-- Start of ROWS --
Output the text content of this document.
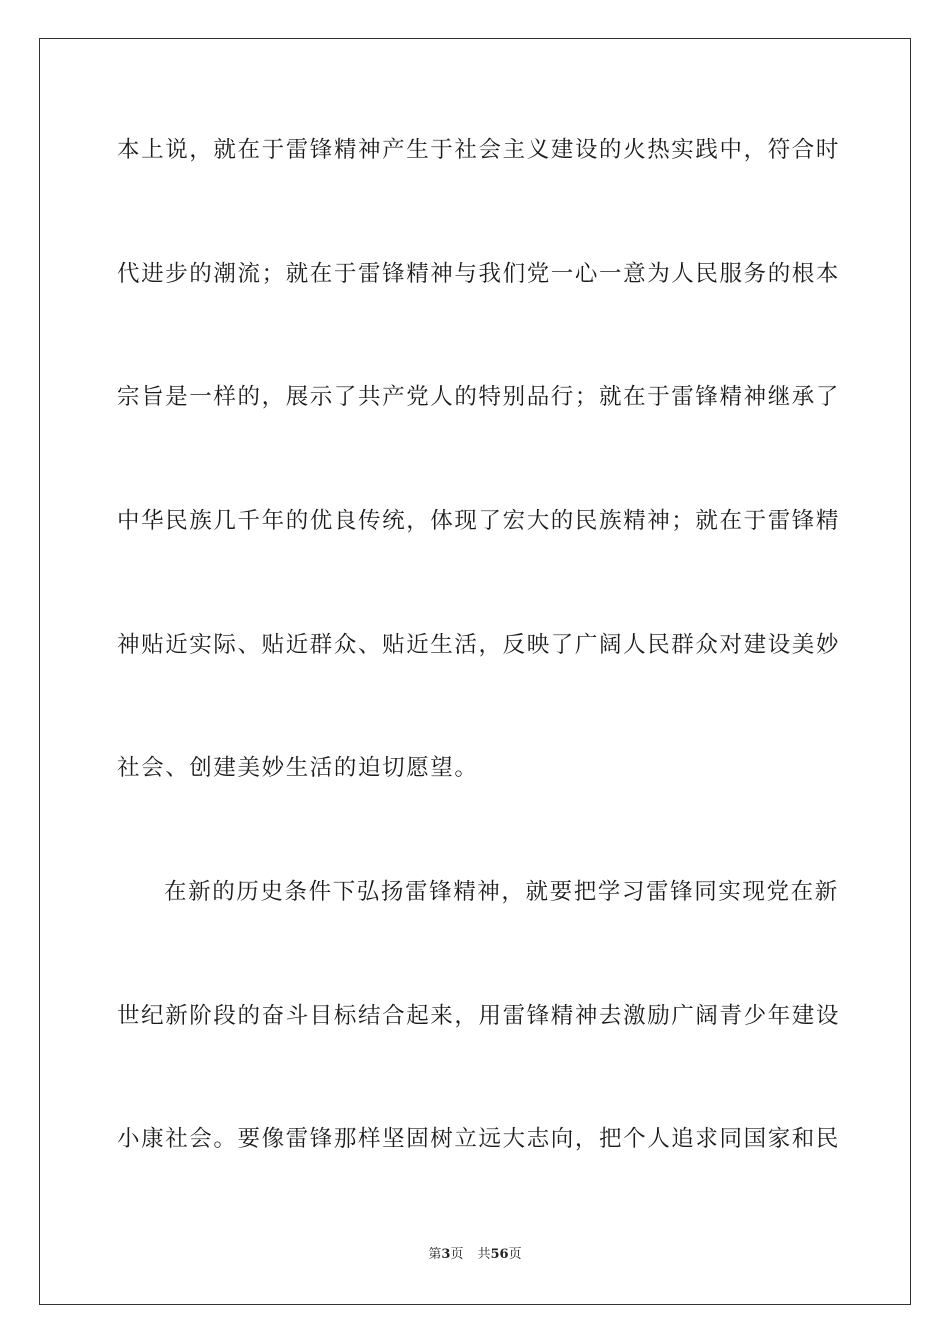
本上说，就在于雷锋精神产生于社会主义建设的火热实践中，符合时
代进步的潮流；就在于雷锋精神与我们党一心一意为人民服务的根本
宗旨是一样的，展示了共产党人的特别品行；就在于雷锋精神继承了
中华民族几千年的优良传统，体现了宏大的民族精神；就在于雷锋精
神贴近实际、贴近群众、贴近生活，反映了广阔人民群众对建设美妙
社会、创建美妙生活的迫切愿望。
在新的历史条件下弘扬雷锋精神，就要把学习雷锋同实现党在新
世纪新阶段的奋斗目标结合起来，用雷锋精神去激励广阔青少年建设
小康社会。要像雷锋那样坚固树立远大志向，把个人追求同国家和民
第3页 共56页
-- End of ROWS --
-- Start of ROWS --
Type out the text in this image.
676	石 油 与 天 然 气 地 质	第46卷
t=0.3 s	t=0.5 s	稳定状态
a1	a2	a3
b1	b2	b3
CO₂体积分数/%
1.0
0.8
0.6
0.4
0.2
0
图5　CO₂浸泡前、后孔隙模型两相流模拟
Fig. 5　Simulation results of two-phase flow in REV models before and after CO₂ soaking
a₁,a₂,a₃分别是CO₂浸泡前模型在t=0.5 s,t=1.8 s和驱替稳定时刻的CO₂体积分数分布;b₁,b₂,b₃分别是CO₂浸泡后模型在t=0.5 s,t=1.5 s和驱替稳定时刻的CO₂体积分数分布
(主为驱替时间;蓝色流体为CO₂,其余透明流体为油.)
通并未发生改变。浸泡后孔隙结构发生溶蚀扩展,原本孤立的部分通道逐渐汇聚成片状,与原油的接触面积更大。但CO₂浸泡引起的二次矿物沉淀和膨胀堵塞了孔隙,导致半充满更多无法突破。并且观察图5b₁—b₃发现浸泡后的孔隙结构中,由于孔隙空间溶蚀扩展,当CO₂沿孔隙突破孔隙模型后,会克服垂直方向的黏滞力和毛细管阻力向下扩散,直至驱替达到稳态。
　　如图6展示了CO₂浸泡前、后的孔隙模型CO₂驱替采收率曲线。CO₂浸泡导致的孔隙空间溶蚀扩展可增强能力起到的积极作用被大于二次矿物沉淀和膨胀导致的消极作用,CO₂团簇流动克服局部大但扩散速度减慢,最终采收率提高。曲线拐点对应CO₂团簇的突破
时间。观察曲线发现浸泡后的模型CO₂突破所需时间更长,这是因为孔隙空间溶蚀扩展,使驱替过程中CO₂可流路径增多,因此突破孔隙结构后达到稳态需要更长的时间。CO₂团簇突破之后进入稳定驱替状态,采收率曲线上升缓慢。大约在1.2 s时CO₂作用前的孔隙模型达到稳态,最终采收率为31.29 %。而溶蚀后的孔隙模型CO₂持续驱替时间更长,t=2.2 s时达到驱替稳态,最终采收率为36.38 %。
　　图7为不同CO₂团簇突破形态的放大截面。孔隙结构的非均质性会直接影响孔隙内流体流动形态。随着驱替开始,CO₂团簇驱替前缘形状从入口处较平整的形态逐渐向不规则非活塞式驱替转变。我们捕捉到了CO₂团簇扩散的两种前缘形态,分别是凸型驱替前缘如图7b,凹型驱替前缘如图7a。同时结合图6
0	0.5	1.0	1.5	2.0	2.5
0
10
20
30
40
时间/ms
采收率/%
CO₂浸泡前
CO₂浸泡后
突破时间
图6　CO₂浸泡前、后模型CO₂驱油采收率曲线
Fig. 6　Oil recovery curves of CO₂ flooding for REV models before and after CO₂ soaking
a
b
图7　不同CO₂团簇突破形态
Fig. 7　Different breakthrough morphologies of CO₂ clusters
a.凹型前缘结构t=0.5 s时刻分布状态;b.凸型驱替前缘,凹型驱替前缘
-- End of ROWS --
-- Start of ROWS --
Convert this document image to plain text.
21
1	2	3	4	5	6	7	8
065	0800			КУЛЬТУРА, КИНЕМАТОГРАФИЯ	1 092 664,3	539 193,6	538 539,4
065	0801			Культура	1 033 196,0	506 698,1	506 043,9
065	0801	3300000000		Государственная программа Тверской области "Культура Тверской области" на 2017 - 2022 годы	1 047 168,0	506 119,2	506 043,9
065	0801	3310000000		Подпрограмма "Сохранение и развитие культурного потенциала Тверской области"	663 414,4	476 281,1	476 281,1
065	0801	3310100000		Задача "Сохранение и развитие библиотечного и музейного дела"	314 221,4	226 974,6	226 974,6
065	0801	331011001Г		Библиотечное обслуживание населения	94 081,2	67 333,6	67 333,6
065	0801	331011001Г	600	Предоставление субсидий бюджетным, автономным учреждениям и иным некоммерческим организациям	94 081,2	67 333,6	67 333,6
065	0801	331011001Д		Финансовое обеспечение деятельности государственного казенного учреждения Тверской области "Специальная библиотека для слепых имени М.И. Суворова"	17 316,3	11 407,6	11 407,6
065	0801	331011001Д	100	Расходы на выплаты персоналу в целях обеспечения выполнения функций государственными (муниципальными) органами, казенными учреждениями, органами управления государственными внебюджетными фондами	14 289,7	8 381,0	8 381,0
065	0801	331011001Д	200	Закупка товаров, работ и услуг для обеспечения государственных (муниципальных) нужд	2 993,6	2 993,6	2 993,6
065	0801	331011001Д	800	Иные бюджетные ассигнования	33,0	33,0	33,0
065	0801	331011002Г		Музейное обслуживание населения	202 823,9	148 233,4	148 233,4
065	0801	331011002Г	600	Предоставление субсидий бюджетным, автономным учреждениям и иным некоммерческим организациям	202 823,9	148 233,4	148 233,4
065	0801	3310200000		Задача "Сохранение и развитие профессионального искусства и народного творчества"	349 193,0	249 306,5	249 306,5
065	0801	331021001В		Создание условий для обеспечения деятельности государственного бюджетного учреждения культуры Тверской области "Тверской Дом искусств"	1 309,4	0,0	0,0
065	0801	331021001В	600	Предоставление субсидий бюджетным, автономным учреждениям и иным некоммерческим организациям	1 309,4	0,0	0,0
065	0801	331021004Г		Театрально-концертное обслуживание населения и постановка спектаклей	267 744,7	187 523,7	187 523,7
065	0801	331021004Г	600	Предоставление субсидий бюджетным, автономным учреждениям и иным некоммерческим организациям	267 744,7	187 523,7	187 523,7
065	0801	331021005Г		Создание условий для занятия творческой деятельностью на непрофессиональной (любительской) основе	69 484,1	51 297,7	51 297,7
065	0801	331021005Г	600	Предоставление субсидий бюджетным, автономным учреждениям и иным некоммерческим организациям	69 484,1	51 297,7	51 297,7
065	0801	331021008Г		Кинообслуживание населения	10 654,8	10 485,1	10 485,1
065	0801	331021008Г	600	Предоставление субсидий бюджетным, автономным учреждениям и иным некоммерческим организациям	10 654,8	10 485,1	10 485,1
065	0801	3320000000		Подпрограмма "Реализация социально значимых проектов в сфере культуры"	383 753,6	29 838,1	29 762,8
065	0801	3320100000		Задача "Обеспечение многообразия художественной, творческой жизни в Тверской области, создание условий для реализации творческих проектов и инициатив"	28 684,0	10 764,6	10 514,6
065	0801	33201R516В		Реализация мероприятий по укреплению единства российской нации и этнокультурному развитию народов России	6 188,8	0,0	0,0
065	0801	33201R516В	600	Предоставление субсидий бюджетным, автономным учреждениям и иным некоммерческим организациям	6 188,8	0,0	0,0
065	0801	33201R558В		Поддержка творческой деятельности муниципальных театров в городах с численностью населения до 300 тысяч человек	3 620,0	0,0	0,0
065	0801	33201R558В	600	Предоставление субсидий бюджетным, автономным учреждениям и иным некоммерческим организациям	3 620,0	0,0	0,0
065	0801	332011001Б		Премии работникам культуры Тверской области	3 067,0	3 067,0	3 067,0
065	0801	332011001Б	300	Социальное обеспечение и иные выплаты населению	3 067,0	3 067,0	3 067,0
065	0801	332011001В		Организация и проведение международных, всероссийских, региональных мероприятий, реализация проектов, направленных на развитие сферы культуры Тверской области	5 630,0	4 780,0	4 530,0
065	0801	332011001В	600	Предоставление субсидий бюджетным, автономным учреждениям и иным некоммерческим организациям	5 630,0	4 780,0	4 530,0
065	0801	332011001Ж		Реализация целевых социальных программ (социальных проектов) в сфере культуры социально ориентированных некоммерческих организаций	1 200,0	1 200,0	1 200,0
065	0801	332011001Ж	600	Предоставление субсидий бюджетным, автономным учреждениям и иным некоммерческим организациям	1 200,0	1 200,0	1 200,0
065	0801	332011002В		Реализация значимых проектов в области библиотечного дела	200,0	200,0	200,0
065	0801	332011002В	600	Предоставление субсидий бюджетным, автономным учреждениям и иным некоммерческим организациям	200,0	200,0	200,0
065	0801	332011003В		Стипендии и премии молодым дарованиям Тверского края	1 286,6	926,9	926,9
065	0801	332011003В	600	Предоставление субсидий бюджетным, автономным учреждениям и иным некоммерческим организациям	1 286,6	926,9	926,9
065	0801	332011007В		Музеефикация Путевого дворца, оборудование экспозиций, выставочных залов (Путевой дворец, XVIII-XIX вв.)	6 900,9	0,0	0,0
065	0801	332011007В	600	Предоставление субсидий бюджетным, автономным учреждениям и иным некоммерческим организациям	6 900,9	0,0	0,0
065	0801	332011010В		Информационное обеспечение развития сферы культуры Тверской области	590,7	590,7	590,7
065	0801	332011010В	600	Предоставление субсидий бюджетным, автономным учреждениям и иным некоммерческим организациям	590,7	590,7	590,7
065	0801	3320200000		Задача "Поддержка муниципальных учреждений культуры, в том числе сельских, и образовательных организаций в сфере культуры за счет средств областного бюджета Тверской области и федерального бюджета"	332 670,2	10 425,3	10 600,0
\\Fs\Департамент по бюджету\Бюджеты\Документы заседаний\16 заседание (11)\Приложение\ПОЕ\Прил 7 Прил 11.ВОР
-- End of ROWS --
WORK TO DO
Track down every line with the word "document" and copy it.

RESULT
Output the text content of this document.
Convert this document image to plain text.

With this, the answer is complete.